TASK DETAILS
Locate every line in the material below that has the word "Slip". Copy each of those lines.

Items from a figure collection
####
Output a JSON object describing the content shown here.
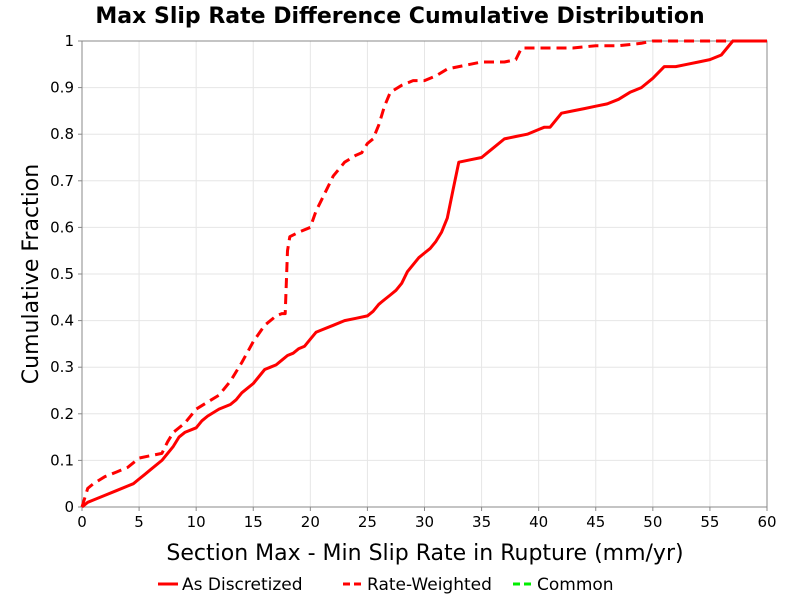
{
  "chart_data": {
    "type": "line",
    "title": "Max Slip Rate Difference Cumulative Distribution",
    "xlabel": "Section Max - Min Slip Rate in Rupture (mm/yr)",
    "ylabel": "Cumulative Fraction",
    "xlim": [
      0,
      60
    ],
    "ylim": [
      0,
      1
    ],
    "xticks": [
      "0",
      "5",
      "10",
      "15",
      "20",
      "25",
      "30",
      "35",
      "40",
      "45",
      "50",
      "55",
      "60"
    ],
    "yticks": [
      "0",
      "0.1",
      "0.2",
      "0.3",
      "0.4",
      "0.5",
      "0.6",
      "0.7",
      "0.8",
      "0.9",
      "1"
    ],
    "grid": true,
    "legend_position": "bottom",
    "series": [
      {
        "name": "As Discretized",
        "color": "#ff0000",
        "dash": "solid",
        "x": [
          0,
          0.5,
          1,
          2,
          3,
          4,
          4.5,
          5,
          5.5,
          6,
          7,
          7.5,
          8,
          8.5,
          9,
          10,
          10.5,
          11,
          12,
          13,
          13.5,
          14,
          14.5,
          15,
          15.5,
          16,
          16.5,
          17,
          17.5,
          18,
          18.5,
          19,
          19.5,
          20,
          20.5,
          21,
          22,
          23,
          24,
          25,
          25.5,
          26,
          26.5,
          27,
          27.5,
          28,
          28.5,
          29,
          29.5,
          30,
          30.5,
          31,
          31.5,
          32,
          32.5,
          33,
          34,
          35,
          35.5,
          36,
          37,
          38,
          39,
          40,
          40.5,
          41,
          42,
          43,
          44,
          45,
          46,
          47,
          48,
          49,
          50,
          51,
          52,
          53,
          54,
          55,
          56,
          57,
          58,
          60
        ],
        "y": [
          0,
          0.01,
          0.015,
          0.025,
          0.035,
          0.045,
          0.05,
          0.06,
          0.07,
          0.08,
          0.1,
          0.115,
          0.13,
          0.15,
          0.16,
          0.17,
          0.185,
          0.195,
          0.21,
          0.22,
          0.23,
          0.245,
          0.255,
          0.265,
          0.28,
          0.295,
          0.3,
          0.305,
          0.315,
          0.325,
          0.33,
          0.34,
          0.345,
          0.36,
          0.375,
          0.38,
          0.39,
          0.4,
          0.405,
          0.41,
          0.42,
          0.435,
          0.445,
          0.455,
          0.465,
          0.48,
          0.505,
          0.52,
          0.535,
          0.545,
          0.555,
          0.57,
          0.59,
          0.62,
          0.68,
          0.74,
          0.745,
          0.75,
          0.76,
          0.77,
          0.79,
          0.795,
          0.8,
          0.81,
          0.815,
          0.815,
          0.845,
          0.85,
          0.855,
          0.86,
          0.865,
          0.875,
          0.89,
          0.9,
          0.92,
          0.945,
          0.945,
          0.95,
          0.955,
          0.96,
          0.97,
          1.0,
          1.0,
          1.0
        ]
      },
      {
        "name": "Rate-Weighted",
        "color": "#ff0000",
        "dash": "dashed",
        "x": [
          0,
          0.5,
          1,
          2,
          3,
          4,
          5,
          6,
          7,
          7.5,
          8,
          9,
          10,
          11,
          12,
          13,
          14,
          15,
          16,
          17,
          17.5,
          17.8,
          18,
          18.2,
          19,
          20,
          20.5,
          21,
          21.5,
          22,
          22.5,
          23,
          24,
          24.5,
          25,
          25.5,
          26,
          26.5,
          27,
          28,
          29,
          30,
          31,
          32,
          33,
          35,
          37,
          38,
          38.5,
          39,
          41,
          43,
          45,
          47,
          49,
          50,
          52,
          54,
          56,
          58,
          60
        ],
        "y": [
          0,
          0.04,
          0.05,
          0.065,
          0.075,
          0.085,
          0.105,
          0.11,
          0.115,
          0.14,
          0.16,
          0.18,
          0.21,
          0.225,
          0.24,
          0.27,
          0.31,
          0.355,
          0.39,
          0.41,
          0.415,
          0.415,
          0.55,
          0.58,
          0.59,
          0.6,
          0.635,
          0.66,
          0.685,
          0.71,
          0.725,
          0.74,
          0.755,
          0.76,
          0.78,
          0.79,
          0.82,
          0.86,
          0.89,
          0.905,
          0.915,
          0.915,
          0.925,
          0.94,
          0.945,
          0.955,
          0.955,
          0.96,
          0.985,
          0.985,
          0.985,
          0.985,
          0.99,
          0.99,
          0.995,
          1.0,
          1.0,
          1.0,
          1.0,
          1.0,
          1.0
        ]
      },
      {
        "name": "Common",
        "color": "#00ee00",
        "dash": "dashed",
        "x": [],
        "y": []
      }
    ]
  }
}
####
RESULT OF THE TASK
    "title": "Max Slip Rate Difference Cumulative Distribution",
    "xlabel": "Section Max - Min Slip Rate in Rupture (mm/yr)",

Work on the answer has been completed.